Source extract
-- start --

I have recently discovered the Vim Tip n° 1531 (Word frequency statistics for a file).
As suggested I put the following code in my .vimrc
function! WordFrequency() range
let all = split(join(getline(a:firstline, a:lastline)), '\A\+')
let frequencies = {}
for word in all
let frequencies[word] = get(frequencies, word, 0) + 1
endfor
new
setlocal buftype=nofile bufhidden=hide noswapfile tabstop=20
for [key,value] in items(frequencies)
call append('$', key."\t".value)
endfor
sort i
endfunction
command! -range=% WordFrequency <line1>,<line2>call WordFrequency()
It works fine except for accents and other french specifics (latin small ligature a or o, etc…).
What am I supposed to add in this function to make it suit my needs ?
Thanks in advance
For 8-bit characters you can try to change the split pattern from \A\+
to
[^[:alpha:]]\+
.
The pattern \A\+
matches any number of consecutive non-alphabetic characters which — unfortunately — includes multibytes characters like our beloved çàéô
and friends.
That means that your text is split at spaces AND at multibyte characters.
With \A\+
, the phrase
Rendez-vous après l'apéritif.
gives:
ap 1
apr 1
l 1
Rendez 1
ritif 1
s 1
vous 1
If you are sure your text doesn't include fancy spaces you could replace this pattern with \s\+
that matches whitespace only but it's probably to liberal.
With this pattern, \s\+
, the same phrase gives:
après 1
l'apéritif. 1
Rendez-vous 1
which, I think, is closer to what you want.
Some customizing may be necessary to exclude punctuations.
function! WordFrequency() range
" Whitespace and all punctuation characters except dash and single quote
let wordSeparators = '[[:blank:],.;:!?%#*+^@&/~_|=<>\[\](){}]\+'
let all = split(join(getline(a:firstline, a:lastline)), wordSeparators)
"...
endfunction
If all punctuation characters should be word separators, the expression shortens to
let wordSeparators = '[[:blank:][:punct:]]\+'

-- end --

Material provided
-- start --

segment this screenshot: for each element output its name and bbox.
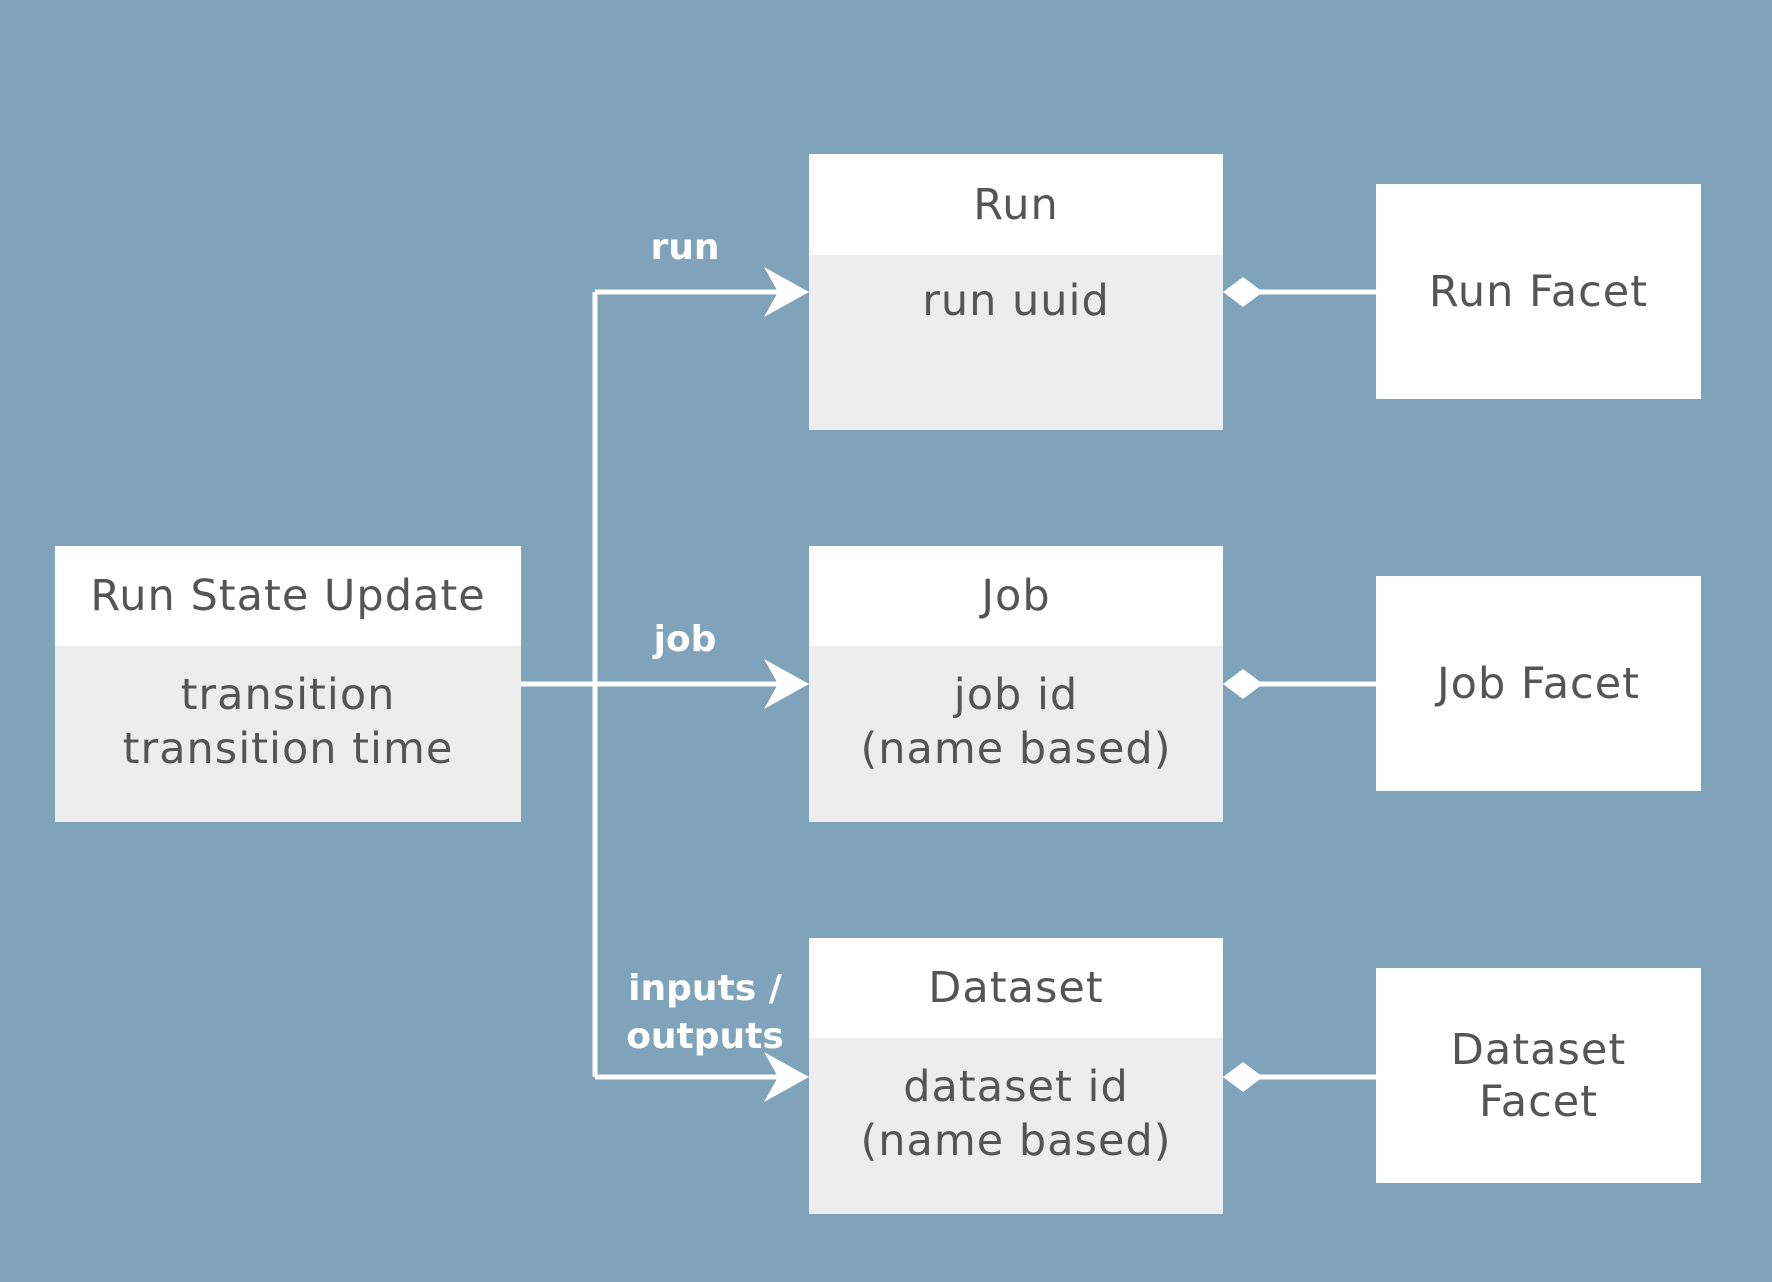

-- end --

Aim of the exercise
Write out the stretch of the Vim word-frequency thread from "That means that" through "probably to liberal.", copying it exactly.

Exercise answer
That means that your text is split at spaces AND at multibyte characters.
With \A\+
, the phrase
Rendez-vous après l'apéritif.
gives:
ap 1
apr 1
l 1
Rendez 1
ritif 1
s 1
vous 1
If you are sure your text doesn't include fancy spaces you could replace this pattern with \s\+
that matches whitespace only but it's probably to liberal.